■ What the task requires
Pull out every line below that holds the word "plus".

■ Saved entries

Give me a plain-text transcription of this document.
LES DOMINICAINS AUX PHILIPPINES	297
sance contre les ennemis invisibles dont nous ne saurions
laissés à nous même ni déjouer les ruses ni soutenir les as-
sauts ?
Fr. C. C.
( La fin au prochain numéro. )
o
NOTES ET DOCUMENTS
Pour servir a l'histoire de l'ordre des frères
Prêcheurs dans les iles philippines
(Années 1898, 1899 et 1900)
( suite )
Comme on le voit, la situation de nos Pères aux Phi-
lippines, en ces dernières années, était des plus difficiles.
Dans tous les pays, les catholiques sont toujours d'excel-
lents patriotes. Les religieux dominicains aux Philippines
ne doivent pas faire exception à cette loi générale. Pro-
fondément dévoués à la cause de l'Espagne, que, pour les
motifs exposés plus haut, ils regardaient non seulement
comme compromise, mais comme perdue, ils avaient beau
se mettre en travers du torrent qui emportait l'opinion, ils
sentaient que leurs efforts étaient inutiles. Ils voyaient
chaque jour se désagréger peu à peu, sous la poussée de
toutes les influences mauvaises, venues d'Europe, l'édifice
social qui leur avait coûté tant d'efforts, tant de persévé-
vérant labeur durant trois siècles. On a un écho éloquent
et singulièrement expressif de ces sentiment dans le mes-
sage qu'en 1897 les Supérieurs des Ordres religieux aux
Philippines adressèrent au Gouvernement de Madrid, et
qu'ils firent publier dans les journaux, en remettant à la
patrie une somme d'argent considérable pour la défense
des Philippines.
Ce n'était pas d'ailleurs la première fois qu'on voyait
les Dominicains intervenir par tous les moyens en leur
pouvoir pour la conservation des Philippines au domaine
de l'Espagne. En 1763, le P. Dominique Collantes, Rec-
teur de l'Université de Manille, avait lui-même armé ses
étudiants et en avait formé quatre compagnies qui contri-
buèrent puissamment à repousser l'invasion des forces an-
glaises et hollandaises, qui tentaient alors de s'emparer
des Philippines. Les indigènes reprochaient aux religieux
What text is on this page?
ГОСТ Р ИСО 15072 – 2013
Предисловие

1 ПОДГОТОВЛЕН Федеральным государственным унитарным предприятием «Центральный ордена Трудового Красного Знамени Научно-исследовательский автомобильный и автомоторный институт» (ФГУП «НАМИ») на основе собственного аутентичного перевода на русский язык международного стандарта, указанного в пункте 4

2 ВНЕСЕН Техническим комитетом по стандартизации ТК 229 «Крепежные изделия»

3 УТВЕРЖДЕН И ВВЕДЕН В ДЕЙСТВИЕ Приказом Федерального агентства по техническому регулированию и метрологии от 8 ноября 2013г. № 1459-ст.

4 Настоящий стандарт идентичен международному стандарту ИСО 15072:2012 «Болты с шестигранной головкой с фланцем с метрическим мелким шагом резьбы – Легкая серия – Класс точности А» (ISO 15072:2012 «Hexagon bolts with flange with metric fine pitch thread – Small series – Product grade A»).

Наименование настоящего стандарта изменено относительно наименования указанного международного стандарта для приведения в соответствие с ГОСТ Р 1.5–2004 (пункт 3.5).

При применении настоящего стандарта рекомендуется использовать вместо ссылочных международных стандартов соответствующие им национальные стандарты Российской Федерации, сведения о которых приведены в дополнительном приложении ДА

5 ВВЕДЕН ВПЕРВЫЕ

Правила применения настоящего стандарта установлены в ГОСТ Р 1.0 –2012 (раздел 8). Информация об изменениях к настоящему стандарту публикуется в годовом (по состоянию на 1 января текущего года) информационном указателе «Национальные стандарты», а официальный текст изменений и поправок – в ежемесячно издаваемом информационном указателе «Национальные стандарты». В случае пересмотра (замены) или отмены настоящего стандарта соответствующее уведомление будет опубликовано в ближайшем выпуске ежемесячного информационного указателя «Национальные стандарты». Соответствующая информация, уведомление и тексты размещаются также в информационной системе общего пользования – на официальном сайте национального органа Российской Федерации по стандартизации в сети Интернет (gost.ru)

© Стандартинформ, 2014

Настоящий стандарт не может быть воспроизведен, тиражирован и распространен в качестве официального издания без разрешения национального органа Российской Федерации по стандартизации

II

■ Reply to the task
lippines, en ces dernières années, était des plus difficiles.
motifs exposés plus haut, ils regardaient non seulement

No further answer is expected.